*RECORDS FOR THE TASK:*
------------------------------
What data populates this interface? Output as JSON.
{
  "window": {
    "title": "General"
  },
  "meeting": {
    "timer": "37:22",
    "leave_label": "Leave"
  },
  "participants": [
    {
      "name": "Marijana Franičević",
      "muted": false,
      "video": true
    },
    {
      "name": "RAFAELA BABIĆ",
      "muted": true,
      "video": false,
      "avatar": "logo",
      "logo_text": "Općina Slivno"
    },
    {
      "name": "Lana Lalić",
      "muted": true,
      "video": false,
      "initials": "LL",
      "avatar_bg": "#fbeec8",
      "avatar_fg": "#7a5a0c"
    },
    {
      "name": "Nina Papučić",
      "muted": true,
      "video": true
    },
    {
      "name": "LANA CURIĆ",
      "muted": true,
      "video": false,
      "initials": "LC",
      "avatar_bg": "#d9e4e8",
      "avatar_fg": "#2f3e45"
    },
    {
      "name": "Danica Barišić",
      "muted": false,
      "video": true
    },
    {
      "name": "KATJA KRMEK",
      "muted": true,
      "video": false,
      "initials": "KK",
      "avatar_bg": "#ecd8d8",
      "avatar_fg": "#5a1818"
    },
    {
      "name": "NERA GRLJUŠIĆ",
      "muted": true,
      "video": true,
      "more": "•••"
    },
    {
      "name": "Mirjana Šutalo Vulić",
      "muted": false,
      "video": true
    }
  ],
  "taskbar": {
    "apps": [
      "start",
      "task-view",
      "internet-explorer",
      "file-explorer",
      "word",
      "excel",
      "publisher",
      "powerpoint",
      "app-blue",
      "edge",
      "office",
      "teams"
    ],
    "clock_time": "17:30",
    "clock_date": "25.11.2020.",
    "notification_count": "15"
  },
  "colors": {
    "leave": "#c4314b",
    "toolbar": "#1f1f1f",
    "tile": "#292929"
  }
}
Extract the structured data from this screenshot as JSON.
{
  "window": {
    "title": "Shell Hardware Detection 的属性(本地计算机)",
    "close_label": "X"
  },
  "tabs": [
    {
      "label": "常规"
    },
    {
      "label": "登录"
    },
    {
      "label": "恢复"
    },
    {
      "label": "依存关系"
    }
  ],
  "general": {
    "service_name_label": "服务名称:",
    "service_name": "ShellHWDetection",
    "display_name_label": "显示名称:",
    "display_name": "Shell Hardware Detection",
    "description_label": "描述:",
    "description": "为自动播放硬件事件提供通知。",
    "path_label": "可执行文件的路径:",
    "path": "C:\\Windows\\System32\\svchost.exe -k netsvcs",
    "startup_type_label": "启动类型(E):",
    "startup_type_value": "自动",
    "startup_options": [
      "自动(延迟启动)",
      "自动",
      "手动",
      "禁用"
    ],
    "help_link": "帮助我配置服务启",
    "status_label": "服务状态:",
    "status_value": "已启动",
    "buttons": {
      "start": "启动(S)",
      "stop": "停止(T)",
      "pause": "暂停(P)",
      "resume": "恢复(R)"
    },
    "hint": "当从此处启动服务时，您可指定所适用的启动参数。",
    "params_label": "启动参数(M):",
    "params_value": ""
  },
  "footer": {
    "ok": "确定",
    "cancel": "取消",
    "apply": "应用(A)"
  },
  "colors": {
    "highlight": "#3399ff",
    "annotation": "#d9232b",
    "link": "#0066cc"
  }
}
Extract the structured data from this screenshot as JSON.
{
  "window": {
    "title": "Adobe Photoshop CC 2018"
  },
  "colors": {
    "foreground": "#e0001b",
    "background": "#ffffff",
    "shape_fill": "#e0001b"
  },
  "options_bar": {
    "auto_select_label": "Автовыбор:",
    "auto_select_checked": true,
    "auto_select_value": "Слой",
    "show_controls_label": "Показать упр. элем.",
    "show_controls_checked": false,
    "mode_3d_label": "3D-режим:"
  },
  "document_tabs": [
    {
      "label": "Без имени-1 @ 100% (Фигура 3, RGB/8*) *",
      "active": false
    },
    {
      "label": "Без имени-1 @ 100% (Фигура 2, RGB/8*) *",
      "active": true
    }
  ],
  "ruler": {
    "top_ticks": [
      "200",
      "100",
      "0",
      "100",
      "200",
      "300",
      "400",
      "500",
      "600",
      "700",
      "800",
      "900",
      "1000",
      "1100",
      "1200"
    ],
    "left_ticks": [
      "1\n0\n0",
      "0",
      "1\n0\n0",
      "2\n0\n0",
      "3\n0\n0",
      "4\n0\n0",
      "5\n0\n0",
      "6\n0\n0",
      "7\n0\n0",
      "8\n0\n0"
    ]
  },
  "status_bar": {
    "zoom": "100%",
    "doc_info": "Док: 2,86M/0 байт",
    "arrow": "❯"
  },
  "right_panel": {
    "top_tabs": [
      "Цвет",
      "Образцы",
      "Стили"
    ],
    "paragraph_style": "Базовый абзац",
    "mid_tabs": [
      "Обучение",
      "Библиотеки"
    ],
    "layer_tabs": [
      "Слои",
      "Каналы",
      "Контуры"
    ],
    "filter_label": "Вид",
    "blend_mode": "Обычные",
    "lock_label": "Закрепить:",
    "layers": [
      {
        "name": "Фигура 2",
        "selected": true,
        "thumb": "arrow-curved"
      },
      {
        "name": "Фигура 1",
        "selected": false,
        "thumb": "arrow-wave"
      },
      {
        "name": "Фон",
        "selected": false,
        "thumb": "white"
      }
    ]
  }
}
------------------------------
*TASK TO CARRY OUT:*
Find the word "Фигура" in the records and pull out each line that has it.

*SOLVED PROBLEM:*
      "label": "Без имени-1 @ 100% (Фигура 3, RGB/8*) *",
      "label": "Без имени-1 @ 100% (Фигура 2, RGB/8*) *",
        "name": "Фигура 2",
        "name": "Фигура 1",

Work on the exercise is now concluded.